— Begin Given data —
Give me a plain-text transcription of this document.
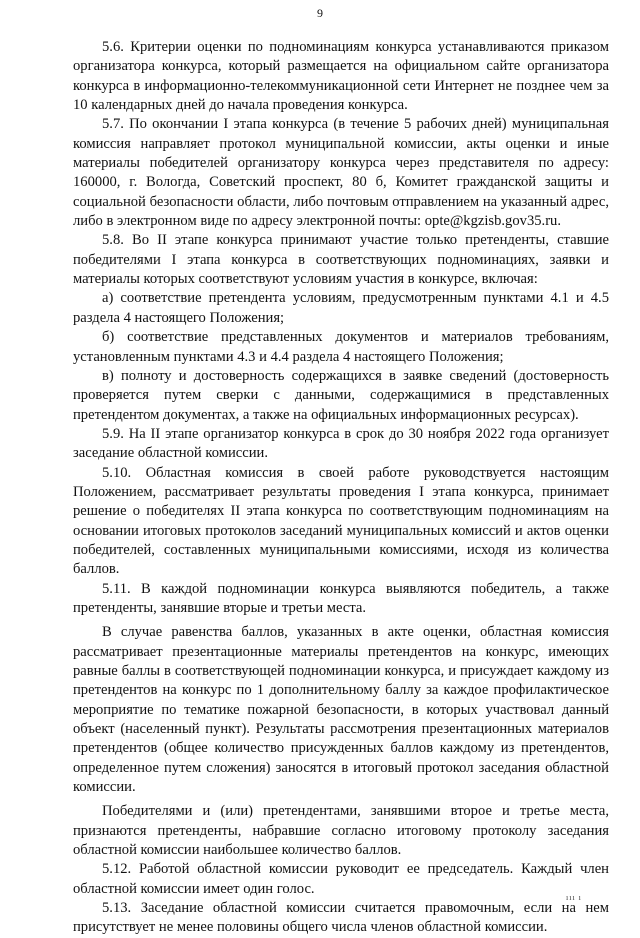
9

5.6. Критерии оценки по подноминациям конкурса устанавливаются приказом организатора конкурса, который размещается на официальном сайте организатора конкурса в информационно-телекоммуникационной сети Интернет не позднее чем за 10 календарных дней до начала проведения конкурса.

5.7. По окончании I этапа конкурса (в течение 5 рабочих дней) муниципальная комиссия направляет протокол муниципальной комиссии, акты оценки и иные материалы победителей организатору конкурса через представителя по адресу: 160000, г. Вологда, Советский проспект, 80 б, Комитет гражданской защиты и социальной безопасности области, либо почтовым отправлением на указанный адрес, либо в электронном виде по адресу электронной почты: opte@kgzisb.gov35.ru.

5.8. Во II этапе конкурса принимают участие только претенденты, ставшие победителями I этапа конкурса в соответствующих подноминациях, заявки и материалы которых соответствуют условиям участия в конкурсе, включая:

а) соответствие претендента условиям, предусмотренным пунктами 4.1 и 4.5 раздела 4 настоящего Положения;

б) соответствие представленных документов и материалов требованиям, установленным пунктами 4.3 и 4.4 раздела 4 настоящего Положения;

в) полноту и достоверность содержащихся в заявке сведений (достоверность проверяется путем сверки с данными, содержащимися в представленных претендентом документах, а также на официальных информационных ресурсах).

5.9. На II этапе организатор конкурса в срок до 30 ноября 2022 года организует заседание областной комиссии.

5.10. Областная комиссия в своей работе руководствуется настоящим Положением, рассматривает результаты проведения I этапа конкурса, принимает решение о победителях II этапа конкурса по соответствующим подноминациям на основании итоговых протоколов заседаний муниципальных комиссий и актов оценки победителей, составленных муниципальными комиссиями, исходя из количества баллов.

5.11. В каждой подноминации конкурса выявляются победитель, а также претенденты, занявшие вторые и третьи места.

В случае равенства баллов, указанных в акте оценки, областная комиссия рассматривает презентационные материалы претендентов на конкурс, имеющих равные баллы в соответствующей подноминации конкурса, и присуждает каждому из претендентов на конкурс по 1 дополнительному баллу за каждое профилактическое мероприятие по тематике пожарной безопасности, в которых участвовал данный объект (населенный пункт). Результаты рассмотрения презентационных материалов претендентов (общее количество присужденных баллов каждому из претендентов, определенное путем сложения) заносятся в итоговый протокол заседания областной комиссии.

Победителями и (или) претендентами, занявшими второе и третье места, признаются претенденты, набравшие согласно итоговому протоколу заседания областной комиссии наибольшее количество баллов.

5.12. Работой областной комиссии руководит ее председатель. Каждый член областной комиссии имеет один голос.

5.13. Заседание областной комиссии считается правомочным, если на нем присутствует не менее половины общего числа членов областной комиссии.

ııı ı
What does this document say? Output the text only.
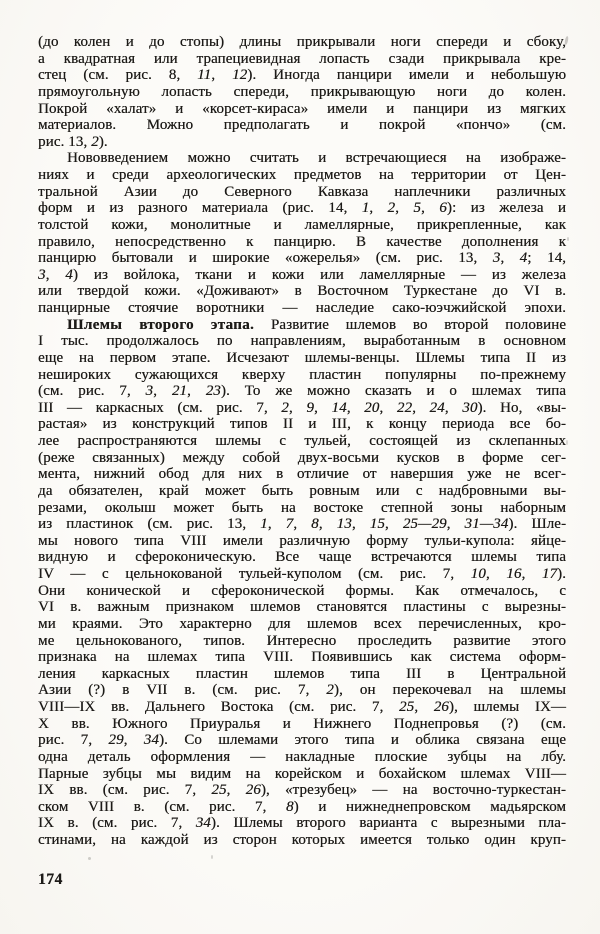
(до колен и до стопы) длины прикрывали ноги спереди и сбоку,
а квадратная или трапециевидная лопасть сзади прикрывала кре-
стец (см. рис. 8, 11, 12). Иногда панцири имели и небольшую
прямоугольную лопасть спереди, прикрывающую ноги до колен.
Покрой «халат» и «корсет-кираса» имели и панцири из мягких
материалов. Можно предполагать и покрой «пончо» (см.
рис. 13, 2).
Нововведением можно считать и встречающиеся на изображе-
ниях и среди археологических предметов на территории от Цен-
тральной Азии до Северного Кавказа наплечники различных
форм и из разного материала (рис. 14, 1, 2, 5, 6): из железа и
толстой кожи, монолитные и ламеллярные, прикрепленные, как
правило, непосредственно к панцирю. В качестве дополнения к
панцирю бытовали и широкие «ожерелья» (см. рис. 13, 3, 4; 14,
3, 4) из войлока, ткани и кожи или ламеллярные — из железа
или твердой кожи. «Доживают» в Восточном Туркестане до VI в.
панцирные стоячие воротники — наследие сако-юэчжийской эпохи.
Шлемы второго этапа. Развитие шлемов во второй половине
I тыс. продолжалось по направлениям, выработанным в основном
еще на первом этапе. Исчезают шлемы-венцы. Шлемы типа II из
нешироких сужающихся кверху пластин популярны по-прежнему
(см. рис. 7, 3, 21, 23). То же можно сказать и о шлемах типа
III — каркасных (см. рис. 7, 2, 9, 14, 20, 22, 24, 30). Но, «вы-
растая» из конструкций типов II и III, к концу периода все бо-
лее распространяются шлемы с тульей, состоящей из склепанных
(реже связанных) между собой двух-восьми кусков в форме сег-
мента, нижний обод для них в отличие от навершия уже не всег-
да обязателен, край может быть ровным или с надбровными вы-
резами, околыш может быть на востоке степной зоны наборным
из пластинок (см. рис. 13, 1, 7, 8, 13, 15, 25—29, 31—34). Шле-
мы нового типа VIII имели различную форму тульи-купола: яйце-
видную и сфероконическую. Все чаще встречаются шлемы типа
IV — с цельнокованой тульей-куполом (см. рис. 7, 10, 16, 17).
Они конической и сфероконической формы. Как отмечалось, с
VI в. важным признаком шлемов становятся пластины с вырезны-
ми краями. Это характерно для шлемов всех перечисленных, кро-
ме цельнокованого, типов. Интересно проследить развитие этого
признака на шлемах типа VIII. Появившись как система оформ-
ления каркасных пластин шлемов типа III в Центральной
Азии (?) в VII в. (см. рис. 7, 2), он перекочевал на шлемы
VIII—IX вв. Дальнего Востока (см. рис. 7, 25, 26), шлемы IX—
X вв. Южного Приуралья и Нижнего Поднепровья (?) (см.
рис. 7, 29, 34). Со шлемами этого типа и облика связана еще
одна деталь оформления — накладные плоские зубцы на лбу.
Парные зубцы мы видим на корейском и бохайском шлемах VIII—
IX вв. (см. рис. 7, 25, 26), «трезубец» — на восточно-туркестан-
ском VIII в. (см. рис. 7, 8) и нижнеднепровском мадьярском
IX в. (см. рис. 7, 34). Шлемы второго варианта с вырезными пла-
стинами, на каждой из сторон которых имеется только один круп-
174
— End Given data —
*Work instructions:*
List the lines of the records where "второго" occurs.

*Solution to this exercise:*
Шлемы второго этапа. Развитие шлемов во второй половине
IX в. (см. рис. 7, 34). Шлемы второго варианта с вырезными пла-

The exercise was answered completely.